#### Dataset records
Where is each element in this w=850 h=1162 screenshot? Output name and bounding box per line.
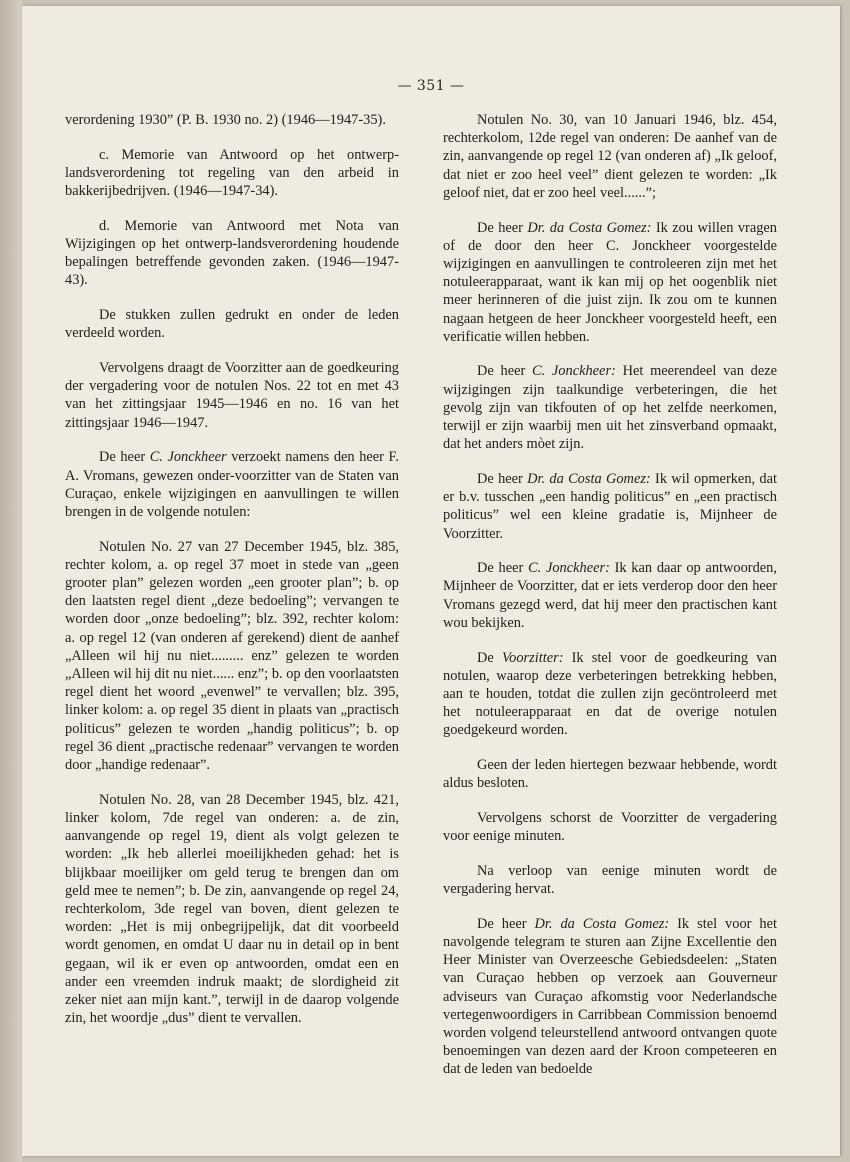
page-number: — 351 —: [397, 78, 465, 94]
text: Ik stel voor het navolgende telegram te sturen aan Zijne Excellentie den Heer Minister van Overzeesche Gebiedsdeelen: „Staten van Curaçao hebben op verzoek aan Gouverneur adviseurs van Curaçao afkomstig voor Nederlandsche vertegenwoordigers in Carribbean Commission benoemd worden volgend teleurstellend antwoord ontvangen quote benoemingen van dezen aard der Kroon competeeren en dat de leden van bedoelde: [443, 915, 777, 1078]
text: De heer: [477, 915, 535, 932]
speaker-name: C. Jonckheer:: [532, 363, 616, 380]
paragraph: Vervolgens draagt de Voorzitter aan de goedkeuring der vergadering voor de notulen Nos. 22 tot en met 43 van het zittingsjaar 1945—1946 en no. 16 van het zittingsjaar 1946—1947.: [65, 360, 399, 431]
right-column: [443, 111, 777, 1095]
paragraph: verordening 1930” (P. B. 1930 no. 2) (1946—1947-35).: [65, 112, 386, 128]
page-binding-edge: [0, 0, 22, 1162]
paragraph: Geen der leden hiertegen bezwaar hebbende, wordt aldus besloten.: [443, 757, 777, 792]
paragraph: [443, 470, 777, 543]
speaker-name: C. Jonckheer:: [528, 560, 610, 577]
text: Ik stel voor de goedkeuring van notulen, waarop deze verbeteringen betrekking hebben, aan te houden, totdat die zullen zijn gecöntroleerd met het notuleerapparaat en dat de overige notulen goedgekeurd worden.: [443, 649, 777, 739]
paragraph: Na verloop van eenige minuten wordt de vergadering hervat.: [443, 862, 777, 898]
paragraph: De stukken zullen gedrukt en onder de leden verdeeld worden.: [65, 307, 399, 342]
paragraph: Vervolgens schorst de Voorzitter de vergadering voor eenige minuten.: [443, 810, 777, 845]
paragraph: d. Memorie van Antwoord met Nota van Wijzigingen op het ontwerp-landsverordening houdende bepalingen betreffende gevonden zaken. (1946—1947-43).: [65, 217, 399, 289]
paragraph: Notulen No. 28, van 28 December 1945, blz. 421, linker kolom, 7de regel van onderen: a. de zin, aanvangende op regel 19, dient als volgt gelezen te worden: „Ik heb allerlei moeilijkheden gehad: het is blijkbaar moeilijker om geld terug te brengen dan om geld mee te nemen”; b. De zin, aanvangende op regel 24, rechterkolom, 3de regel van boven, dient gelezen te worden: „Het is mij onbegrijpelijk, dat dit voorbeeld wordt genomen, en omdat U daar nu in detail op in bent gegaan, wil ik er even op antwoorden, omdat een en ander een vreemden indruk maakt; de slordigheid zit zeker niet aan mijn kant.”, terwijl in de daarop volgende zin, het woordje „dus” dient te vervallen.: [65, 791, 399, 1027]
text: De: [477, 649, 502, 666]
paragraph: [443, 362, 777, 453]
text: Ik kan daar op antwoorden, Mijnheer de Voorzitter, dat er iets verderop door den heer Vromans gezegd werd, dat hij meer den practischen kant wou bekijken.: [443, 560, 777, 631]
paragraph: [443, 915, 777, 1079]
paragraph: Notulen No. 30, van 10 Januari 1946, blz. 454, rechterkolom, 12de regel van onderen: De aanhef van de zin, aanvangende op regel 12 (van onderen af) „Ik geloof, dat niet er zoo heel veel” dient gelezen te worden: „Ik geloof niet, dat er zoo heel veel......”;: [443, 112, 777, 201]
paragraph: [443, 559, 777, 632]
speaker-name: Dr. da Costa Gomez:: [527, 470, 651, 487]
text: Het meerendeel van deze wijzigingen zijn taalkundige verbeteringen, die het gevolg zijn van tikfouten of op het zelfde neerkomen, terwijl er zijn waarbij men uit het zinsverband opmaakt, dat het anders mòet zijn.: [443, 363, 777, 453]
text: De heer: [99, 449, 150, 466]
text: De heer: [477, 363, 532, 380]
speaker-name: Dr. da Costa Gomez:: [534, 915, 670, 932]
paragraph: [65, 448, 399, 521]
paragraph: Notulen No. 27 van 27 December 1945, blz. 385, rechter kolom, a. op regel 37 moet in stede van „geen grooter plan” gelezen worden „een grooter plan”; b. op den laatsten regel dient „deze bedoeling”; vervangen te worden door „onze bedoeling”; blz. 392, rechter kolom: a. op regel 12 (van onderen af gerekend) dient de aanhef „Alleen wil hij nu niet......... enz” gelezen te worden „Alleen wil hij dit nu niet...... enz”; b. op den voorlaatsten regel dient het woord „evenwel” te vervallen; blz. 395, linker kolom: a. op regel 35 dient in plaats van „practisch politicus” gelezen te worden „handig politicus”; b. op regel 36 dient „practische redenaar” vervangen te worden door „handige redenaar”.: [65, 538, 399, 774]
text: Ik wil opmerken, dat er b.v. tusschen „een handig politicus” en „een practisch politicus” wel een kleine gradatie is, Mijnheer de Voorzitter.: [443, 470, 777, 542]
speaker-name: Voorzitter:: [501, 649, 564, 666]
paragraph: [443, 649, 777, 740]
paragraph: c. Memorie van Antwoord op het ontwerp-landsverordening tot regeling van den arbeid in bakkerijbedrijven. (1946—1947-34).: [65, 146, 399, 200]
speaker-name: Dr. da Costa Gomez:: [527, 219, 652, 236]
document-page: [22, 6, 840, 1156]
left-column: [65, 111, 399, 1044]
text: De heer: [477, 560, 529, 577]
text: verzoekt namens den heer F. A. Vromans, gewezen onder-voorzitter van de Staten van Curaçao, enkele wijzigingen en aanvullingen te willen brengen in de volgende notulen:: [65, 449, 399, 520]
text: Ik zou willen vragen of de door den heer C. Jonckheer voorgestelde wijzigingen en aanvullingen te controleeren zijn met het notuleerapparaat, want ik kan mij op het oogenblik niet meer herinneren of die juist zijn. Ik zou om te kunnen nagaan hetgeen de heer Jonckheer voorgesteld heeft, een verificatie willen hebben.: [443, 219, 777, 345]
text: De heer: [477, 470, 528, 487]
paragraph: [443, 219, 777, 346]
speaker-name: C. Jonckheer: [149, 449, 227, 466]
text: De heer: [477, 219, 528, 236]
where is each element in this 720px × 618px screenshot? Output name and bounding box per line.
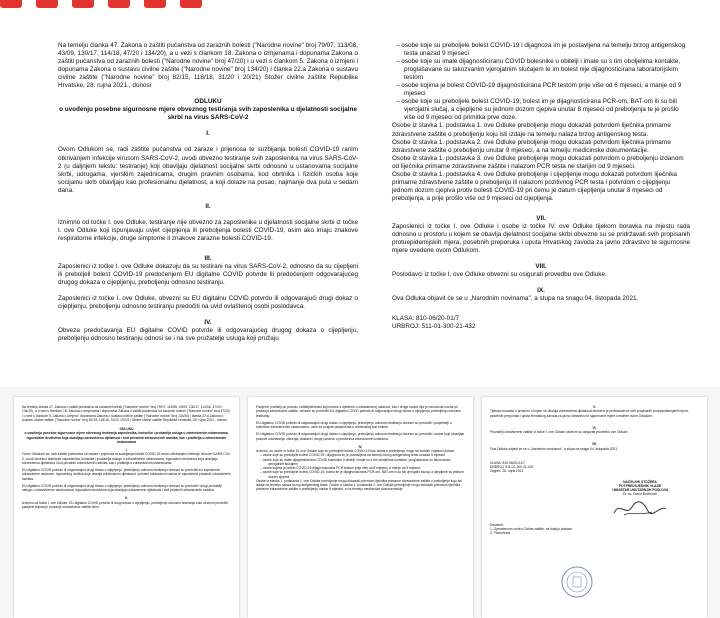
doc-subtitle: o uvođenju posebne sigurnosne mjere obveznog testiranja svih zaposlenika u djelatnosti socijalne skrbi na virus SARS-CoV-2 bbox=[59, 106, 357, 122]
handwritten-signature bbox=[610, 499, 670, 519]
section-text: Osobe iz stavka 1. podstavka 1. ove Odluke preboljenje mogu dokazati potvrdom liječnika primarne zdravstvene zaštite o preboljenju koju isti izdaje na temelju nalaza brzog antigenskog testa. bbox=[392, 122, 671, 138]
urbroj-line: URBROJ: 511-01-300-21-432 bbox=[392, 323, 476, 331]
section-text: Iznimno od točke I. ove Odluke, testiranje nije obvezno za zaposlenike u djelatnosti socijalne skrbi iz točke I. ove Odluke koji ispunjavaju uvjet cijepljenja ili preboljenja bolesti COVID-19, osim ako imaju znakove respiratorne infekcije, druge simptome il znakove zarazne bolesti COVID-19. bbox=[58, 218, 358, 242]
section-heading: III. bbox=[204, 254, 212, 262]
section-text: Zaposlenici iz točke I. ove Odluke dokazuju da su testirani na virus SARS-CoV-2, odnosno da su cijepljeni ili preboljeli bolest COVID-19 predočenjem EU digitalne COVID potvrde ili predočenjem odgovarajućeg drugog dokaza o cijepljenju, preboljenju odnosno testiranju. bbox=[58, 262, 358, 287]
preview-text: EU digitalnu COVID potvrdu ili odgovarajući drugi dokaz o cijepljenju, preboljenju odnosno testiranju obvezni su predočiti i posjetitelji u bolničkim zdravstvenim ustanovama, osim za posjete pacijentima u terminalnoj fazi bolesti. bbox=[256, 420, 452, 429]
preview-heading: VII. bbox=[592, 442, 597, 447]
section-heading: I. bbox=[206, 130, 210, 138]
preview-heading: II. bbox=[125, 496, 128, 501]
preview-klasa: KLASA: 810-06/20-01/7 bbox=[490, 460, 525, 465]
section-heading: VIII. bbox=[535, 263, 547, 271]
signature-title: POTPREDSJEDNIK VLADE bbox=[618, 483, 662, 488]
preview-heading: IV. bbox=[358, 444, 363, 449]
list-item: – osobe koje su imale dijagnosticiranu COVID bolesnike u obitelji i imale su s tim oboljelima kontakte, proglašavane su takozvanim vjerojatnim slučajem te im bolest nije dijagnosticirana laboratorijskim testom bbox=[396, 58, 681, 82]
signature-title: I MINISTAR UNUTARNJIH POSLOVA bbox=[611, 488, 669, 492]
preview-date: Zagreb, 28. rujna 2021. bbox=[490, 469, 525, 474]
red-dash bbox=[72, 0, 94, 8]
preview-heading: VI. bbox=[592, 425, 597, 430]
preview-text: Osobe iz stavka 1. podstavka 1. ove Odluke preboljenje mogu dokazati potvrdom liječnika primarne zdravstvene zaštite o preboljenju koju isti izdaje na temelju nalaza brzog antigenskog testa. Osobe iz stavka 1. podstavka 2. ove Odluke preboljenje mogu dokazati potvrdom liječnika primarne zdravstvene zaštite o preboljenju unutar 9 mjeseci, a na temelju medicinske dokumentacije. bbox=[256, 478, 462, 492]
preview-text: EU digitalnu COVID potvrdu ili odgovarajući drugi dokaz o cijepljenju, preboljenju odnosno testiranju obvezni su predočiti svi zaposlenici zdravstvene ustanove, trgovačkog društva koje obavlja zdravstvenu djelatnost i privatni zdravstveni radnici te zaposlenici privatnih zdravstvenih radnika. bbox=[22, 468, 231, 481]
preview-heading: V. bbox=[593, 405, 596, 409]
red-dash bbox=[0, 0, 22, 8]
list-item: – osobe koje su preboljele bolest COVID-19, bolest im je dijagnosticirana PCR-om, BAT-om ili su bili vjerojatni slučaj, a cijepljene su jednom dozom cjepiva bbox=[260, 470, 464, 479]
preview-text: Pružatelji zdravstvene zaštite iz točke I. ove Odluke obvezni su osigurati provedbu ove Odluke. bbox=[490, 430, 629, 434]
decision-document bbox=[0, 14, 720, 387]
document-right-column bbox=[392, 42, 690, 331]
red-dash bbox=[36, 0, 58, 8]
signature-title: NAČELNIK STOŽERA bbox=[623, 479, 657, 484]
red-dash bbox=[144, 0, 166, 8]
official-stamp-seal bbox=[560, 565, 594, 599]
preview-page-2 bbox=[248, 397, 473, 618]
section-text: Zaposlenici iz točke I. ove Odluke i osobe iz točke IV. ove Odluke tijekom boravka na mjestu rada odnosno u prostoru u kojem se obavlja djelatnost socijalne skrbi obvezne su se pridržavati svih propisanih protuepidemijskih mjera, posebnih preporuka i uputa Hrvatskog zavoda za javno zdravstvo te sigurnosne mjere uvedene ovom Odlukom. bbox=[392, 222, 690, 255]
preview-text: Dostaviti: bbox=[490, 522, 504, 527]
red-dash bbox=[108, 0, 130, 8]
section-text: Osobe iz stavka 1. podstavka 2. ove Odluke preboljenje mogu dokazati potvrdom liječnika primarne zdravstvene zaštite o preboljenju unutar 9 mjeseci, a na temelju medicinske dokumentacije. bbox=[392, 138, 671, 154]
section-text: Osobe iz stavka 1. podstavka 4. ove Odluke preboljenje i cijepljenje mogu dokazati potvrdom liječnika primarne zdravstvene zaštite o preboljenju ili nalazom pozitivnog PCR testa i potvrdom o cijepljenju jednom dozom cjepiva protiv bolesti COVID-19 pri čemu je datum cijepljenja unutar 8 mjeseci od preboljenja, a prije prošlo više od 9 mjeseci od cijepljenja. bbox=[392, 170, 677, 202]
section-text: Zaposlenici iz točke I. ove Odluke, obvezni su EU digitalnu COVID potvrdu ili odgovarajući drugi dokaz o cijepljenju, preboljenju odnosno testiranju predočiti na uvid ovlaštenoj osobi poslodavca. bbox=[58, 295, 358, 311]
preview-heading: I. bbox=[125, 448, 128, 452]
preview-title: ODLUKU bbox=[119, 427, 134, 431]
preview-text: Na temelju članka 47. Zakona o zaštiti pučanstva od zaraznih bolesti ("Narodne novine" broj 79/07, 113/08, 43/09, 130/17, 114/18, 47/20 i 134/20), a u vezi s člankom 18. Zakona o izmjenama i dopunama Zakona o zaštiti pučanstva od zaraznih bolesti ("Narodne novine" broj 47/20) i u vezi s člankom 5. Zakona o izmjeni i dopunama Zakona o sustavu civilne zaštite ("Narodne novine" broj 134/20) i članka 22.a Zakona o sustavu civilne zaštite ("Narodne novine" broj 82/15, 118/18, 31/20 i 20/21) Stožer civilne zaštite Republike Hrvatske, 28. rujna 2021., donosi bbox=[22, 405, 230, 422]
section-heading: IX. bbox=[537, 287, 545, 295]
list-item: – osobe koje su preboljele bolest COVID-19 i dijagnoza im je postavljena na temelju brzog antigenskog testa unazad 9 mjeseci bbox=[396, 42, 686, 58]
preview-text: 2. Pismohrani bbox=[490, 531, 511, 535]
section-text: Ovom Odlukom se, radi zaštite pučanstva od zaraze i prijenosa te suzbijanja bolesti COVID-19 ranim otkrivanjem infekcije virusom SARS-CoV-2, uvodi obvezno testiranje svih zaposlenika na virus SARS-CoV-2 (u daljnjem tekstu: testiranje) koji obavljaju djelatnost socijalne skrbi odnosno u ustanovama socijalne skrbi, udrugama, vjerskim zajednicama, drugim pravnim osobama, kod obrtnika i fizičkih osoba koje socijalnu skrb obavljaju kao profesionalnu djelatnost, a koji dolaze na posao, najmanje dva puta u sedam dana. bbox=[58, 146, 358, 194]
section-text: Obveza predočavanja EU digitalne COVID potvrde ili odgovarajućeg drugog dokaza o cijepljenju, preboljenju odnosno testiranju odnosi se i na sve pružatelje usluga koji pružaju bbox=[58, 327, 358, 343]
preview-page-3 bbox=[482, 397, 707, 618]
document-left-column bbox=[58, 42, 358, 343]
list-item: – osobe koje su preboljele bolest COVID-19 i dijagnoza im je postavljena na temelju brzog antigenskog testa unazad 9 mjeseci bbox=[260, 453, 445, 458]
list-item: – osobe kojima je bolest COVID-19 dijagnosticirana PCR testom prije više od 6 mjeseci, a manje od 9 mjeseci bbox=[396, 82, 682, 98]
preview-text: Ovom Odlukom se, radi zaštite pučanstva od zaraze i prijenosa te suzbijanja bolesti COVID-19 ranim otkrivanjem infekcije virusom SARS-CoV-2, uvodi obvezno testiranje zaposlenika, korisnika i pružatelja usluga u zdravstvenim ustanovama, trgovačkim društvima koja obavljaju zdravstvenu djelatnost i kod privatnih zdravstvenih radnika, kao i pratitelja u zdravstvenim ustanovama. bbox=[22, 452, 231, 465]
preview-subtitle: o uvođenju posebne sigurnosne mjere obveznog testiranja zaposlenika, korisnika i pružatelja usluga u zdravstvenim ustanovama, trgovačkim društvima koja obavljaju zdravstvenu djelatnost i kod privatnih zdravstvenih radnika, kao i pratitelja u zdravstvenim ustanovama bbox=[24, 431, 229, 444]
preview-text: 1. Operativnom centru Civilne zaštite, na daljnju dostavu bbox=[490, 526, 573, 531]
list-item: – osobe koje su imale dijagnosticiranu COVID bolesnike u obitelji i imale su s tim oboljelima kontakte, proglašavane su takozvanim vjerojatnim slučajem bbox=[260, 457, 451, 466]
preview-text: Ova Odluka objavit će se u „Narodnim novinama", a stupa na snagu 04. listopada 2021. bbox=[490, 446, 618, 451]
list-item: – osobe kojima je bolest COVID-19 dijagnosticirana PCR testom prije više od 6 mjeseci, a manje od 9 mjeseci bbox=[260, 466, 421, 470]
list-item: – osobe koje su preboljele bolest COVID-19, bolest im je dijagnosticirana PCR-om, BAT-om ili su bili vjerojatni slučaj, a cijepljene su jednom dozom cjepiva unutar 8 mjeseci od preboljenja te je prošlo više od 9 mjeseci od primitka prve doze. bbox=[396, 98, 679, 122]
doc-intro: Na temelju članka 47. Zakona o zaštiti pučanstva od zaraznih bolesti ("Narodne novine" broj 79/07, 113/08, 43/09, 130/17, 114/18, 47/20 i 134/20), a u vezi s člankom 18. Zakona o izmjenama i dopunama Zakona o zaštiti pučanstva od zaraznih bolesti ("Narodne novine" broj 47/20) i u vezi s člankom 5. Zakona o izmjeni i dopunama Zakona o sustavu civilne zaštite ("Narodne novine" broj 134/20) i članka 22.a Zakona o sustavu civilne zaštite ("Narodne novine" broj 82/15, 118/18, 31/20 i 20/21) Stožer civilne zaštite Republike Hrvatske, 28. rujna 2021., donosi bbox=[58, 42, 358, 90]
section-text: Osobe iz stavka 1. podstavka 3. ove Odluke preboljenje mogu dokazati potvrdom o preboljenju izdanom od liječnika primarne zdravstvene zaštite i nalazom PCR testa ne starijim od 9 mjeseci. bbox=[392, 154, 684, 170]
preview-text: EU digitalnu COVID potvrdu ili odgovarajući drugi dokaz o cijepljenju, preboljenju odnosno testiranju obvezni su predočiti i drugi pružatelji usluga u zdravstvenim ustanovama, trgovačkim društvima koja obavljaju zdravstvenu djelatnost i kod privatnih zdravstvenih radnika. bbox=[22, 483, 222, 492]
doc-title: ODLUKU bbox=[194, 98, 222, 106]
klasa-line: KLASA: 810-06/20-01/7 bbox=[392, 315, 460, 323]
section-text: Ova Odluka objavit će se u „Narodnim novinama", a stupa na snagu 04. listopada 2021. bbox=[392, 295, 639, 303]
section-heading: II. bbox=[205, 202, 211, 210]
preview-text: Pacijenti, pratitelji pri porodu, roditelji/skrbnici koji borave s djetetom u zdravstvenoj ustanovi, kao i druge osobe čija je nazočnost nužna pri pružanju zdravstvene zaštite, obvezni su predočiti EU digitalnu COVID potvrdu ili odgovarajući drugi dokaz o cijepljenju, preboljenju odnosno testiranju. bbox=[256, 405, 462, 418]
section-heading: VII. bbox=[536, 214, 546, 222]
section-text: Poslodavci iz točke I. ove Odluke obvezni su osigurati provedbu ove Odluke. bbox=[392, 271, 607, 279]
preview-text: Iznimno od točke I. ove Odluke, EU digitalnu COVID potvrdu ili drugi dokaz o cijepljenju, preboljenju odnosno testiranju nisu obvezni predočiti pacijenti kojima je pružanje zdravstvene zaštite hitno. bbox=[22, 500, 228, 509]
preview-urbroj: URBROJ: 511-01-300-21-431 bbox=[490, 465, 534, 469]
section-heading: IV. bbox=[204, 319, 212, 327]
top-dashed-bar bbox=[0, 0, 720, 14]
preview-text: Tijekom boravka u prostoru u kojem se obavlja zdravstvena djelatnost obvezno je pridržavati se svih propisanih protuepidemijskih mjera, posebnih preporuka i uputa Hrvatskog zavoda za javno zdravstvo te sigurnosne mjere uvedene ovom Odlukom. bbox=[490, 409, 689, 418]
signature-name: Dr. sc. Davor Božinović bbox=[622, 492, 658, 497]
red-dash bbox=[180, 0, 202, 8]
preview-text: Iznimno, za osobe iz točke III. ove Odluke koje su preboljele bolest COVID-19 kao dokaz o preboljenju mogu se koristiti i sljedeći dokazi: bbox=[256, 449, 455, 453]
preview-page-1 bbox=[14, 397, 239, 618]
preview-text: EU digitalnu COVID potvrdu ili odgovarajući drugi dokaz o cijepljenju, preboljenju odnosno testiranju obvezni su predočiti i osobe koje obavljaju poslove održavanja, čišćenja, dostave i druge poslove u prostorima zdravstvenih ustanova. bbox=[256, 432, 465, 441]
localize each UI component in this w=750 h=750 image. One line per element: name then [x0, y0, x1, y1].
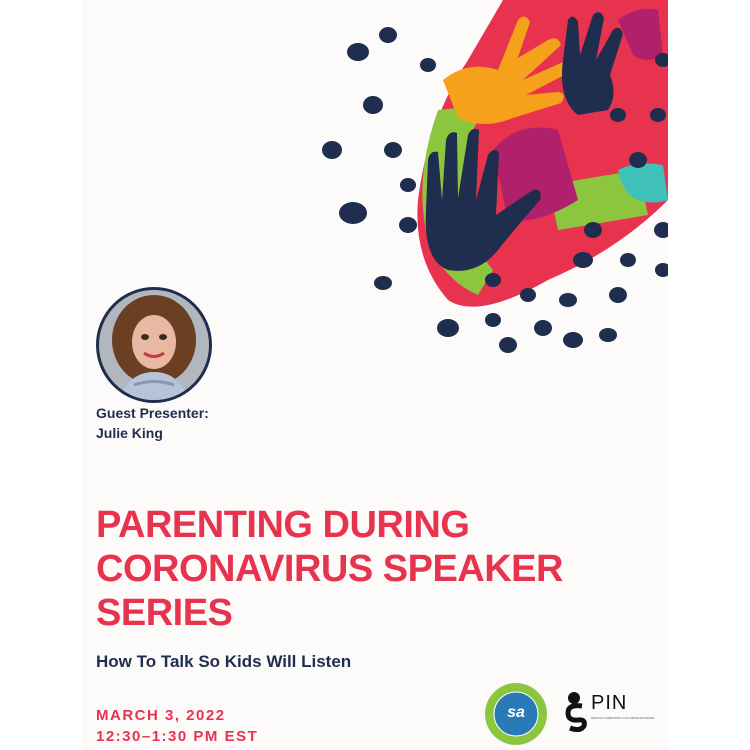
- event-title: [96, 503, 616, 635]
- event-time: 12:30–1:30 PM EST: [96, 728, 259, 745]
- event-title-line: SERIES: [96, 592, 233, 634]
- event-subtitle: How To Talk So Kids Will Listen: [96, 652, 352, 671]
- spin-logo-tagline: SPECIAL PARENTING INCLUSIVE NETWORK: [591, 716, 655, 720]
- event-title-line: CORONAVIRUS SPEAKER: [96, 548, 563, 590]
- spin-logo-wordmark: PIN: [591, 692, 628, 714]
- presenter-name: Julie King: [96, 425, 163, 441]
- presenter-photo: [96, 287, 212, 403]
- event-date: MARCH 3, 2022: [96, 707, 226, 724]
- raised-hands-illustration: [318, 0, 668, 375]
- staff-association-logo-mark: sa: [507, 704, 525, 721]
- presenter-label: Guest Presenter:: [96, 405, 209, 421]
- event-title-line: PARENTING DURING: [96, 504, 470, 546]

#### WHAT IS REQUIRED
Which of the lines above include the string "right"? Pick them out and copy them.

#### SOLVED EXERCISE
right-column: [443, 111, 777, 1095]
document-right-column bbox=[392, 42, 690, 331]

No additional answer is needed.